Exercise objective:
Please set down all the lines beneath this one exactly, without the pictures.
---
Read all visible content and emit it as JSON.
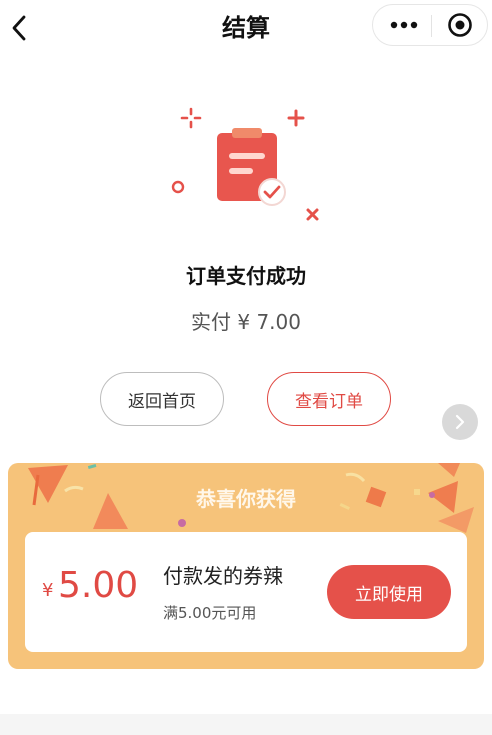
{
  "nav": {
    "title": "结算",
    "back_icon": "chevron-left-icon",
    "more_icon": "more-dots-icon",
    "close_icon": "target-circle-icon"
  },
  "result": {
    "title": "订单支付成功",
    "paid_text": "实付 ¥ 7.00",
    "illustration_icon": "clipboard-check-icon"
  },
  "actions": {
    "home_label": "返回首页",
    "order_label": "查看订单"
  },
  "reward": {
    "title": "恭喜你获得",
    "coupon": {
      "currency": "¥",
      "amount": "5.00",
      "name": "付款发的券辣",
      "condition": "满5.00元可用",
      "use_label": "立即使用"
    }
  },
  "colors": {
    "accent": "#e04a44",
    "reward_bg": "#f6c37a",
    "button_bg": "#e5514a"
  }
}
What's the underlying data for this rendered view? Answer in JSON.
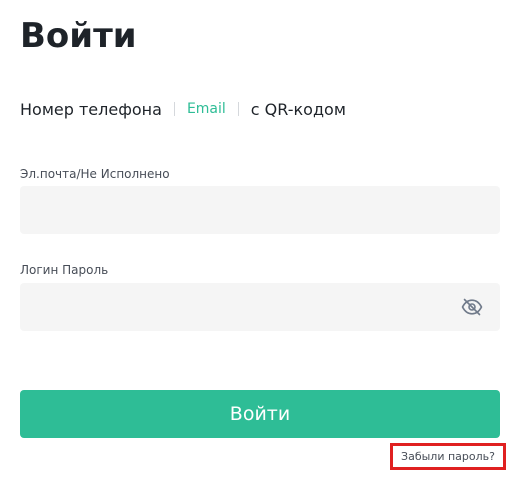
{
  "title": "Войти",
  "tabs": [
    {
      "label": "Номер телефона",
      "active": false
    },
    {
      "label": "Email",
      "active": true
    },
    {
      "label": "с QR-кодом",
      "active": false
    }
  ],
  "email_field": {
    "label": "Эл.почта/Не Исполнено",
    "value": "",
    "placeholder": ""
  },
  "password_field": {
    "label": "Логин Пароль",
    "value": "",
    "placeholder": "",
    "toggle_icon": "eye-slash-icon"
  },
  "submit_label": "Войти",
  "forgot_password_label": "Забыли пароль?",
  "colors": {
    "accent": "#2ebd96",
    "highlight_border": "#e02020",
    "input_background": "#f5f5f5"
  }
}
---
Response:
Read all visible content and emit it as JSON.
{
  "nav": {
    "title": "结算",
    "back_icon": "chevron-left-icon",
    "more_icon": "more-dots-icon",
    "close_icon": "target-circle-icon"
  },
  "result": {
    "title": "订单支付成功",
    "paid_text": "实付 ¥ 7.00",
    "illustration_icon": "clipboard-check-icon"
  },
  "actions": {
    "home_label": "返回首页",
    "order_label": "查看订单"
  },
  "reward": {
    "title": "恭喜你获得",
    "coupon": {
      "currency": "¥",
      "amount": "5.00",
      "name": "付款发的券辣",
      "condition": "满5.00元可用",
      "use_label": "立即使用"
    }
  },
  "colors": {
    "accent": "#e04a44",
    "reward_bg": "#f6c37a",
    "button_bg": "#e5514a"
  }
}
What's the underlying data for this rendered view? Answer in JSON.
{
  "title": "Войти",
  "tabs": [
    {
      "label": "Номер телефона",
      "active": false
    },
    {
      "label": "Email",
      "active": true
    },
    {
      "label": "с QR-кодом",
      "active": false
    }
  ],
  "email_field": {
    "label": "Эл.почта/Не Исполнено",
    "value": "",
    "placeholder": ""
  },
  "password_field": {
    "label": "Логин Пароль",
    "value": "",
    "placeholder": "",
    "toggle_icon": "eye-slash-icon"
  },
  "submit_label": "Войти",
  "forgot_password_label": "Забыли пароль?",
  "colors": {
    "accent": "#2ebd96",
    "highlight_border": "#e02020",
    "input_background": "#f5f5f5"
  }
}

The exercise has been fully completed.